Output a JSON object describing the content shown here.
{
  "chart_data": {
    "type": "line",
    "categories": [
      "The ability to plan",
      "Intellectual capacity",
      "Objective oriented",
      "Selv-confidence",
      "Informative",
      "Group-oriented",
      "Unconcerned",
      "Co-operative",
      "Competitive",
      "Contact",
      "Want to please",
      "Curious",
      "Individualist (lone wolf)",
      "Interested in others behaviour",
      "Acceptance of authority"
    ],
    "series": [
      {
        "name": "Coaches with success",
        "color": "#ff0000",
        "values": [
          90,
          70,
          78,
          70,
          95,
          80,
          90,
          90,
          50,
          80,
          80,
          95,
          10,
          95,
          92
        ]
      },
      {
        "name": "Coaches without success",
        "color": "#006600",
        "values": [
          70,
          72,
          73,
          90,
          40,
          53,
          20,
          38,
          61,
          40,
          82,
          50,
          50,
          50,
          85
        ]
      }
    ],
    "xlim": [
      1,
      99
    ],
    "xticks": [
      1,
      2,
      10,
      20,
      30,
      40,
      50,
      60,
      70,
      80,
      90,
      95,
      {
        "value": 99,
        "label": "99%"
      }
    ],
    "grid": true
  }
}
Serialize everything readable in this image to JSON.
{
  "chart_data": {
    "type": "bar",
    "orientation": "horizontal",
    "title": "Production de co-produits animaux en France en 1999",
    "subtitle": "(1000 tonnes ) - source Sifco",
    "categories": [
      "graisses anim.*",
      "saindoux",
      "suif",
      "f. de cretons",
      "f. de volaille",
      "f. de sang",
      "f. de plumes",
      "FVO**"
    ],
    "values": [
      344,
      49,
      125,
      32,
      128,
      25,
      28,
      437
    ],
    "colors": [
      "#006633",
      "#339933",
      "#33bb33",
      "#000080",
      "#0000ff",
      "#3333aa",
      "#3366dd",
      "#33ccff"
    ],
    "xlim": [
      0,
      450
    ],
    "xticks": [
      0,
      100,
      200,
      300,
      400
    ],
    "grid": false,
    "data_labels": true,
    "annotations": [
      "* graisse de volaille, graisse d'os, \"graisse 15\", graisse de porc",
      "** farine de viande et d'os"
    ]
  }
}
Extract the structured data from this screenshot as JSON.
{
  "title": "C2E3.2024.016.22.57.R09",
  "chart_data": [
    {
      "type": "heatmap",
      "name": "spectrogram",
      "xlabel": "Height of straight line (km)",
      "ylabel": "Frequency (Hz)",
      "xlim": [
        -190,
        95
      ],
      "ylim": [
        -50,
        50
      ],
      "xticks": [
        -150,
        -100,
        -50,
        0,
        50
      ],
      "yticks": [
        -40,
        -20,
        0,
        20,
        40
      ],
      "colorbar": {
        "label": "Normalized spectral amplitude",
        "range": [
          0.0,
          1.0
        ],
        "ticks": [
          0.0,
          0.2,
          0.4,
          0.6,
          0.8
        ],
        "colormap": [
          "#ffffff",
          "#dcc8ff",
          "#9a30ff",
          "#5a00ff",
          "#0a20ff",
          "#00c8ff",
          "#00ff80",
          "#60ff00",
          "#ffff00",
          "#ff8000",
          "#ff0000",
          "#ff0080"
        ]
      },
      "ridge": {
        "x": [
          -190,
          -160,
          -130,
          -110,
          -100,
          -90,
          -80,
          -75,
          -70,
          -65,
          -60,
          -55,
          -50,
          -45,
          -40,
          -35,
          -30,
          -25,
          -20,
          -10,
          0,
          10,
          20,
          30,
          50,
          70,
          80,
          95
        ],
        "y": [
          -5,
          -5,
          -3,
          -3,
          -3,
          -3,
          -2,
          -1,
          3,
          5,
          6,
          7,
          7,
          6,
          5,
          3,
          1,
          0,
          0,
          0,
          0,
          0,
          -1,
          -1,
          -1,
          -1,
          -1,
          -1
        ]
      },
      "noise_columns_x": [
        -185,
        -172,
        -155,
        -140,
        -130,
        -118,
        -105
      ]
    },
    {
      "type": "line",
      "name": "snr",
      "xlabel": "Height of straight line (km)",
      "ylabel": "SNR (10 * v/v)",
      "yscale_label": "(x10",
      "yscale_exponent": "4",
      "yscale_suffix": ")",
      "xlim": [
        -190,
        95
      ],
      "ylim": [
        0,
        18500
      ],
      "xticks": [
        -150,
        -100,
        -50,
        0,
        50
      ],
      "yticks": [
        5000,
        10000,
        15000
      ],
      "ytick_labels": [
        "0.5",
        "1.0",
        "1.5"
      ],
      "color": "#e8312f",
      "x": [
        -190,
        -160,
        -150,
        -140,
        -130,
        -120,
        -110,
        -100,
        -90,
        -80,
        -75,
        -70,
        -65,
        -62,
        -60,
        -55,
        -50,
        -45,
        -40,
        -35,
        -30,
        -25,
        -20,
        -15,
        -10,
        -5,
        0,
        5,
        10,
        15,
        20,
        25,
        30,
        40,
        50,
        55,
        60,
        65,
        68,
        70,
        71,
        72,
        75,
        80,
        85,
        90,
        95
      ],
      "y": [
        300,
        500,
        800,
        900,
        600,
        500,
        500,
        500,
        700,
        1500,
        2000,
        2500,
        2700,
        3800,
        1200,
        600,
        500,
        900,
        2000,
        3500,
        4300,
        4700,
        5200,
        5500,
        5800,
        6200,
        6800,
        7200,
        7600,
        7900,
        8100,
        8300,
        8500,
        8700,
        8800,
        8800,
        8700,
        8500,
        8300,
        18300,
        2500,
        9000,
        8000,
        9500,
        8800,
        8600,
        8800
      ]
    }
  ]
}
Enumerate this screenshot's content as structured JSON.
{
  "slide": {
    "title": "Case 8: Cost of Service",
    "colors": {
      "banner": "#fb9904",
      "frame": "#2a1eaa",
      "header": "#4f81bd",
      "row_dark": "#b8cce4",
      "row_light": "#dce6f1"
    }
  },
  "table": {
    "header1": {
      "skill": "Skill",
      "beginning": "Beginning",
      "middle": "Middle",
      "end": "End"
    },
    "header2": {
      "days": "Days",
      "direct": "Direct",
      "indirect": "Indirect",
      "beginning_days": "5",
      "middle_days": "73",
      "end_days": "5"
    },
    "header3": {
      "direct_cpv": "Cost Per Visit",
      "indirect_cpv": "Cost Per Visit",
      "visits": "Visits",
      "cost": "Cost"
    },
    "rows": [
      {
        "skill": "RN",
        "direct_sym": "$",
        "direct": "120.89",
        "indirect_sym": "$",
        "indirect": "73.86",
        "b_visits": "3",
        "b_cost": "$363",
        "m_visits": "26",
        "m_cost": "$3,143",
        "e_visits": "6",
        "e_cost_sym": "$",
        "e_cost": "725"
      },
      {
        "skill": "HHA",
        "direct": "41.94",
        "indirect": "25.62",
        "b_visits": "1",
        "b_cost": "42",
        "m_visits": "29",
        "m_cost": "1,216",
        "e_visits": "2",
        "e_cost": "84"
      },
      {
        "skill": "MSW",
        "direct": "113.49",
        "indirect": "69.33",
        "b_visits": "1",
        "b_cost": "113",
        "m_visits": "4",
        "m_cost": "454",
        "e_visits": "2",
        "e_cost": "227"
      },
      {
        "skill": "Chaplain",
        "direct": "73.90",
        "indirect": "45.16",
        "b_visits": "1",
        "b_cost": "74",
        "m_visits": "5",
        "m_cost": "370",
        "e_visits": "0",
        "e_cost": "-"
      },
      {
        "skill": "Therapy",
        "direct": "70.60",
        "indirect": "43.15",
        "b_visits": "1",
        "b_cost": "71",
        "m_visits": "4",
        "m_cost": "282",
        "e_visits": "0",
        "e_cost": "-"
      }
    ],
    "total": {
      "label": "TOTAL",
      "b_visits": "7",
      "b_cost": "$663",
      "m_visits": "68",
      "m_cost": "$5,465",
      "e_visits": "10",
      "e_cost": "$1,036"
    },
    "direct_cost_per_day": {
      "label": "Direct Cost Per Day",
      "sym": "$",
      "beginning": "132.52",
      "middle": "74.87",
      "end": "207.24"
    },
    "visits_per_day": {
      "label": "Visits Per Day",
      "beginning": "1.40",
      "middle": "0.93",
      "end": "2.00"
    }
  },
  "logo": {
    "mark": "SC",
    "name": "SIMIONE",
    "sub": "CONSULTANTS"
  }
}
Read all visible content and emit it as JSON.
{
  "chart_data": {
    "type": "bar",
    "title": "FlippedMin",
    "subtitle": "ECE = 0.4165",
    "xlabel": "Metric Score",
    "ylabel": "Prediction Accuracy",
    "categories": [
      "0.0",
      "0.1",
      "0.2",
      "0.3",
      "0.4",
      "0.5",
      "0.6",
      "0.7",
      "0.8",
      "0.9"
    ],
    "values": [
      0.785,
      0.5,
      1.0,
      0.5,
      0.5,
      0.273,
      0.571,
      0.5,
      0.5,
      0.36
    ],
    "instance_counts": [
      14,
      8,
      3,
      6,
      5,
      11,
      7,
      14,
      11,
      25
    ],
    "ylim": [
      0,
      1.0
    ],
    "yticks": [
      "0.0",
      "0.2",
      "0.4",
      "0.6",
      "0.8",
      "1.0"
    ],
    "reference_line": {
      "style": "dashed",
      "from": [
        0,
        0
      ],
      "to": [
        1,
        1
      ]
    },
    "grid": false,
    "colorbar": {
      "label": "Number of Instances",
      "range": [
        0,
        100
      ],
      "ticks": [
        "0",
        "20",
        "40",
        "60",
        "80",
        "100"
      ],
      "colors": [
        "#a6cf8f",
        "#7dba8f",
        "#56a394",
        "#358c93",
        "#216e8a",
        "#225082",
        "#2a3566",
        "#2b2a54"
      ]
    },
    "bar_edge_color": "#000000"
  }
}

::::::::::

## [YOUR TASK]
Gather up every line from the listing above in which the word "this" occurs.

## [FULL RESPONSE]
Serialize everything readable in this image to JSON.
Extract the structured data from this screenshot as JSON.
Enumerate this screenshot's content as structured JSON.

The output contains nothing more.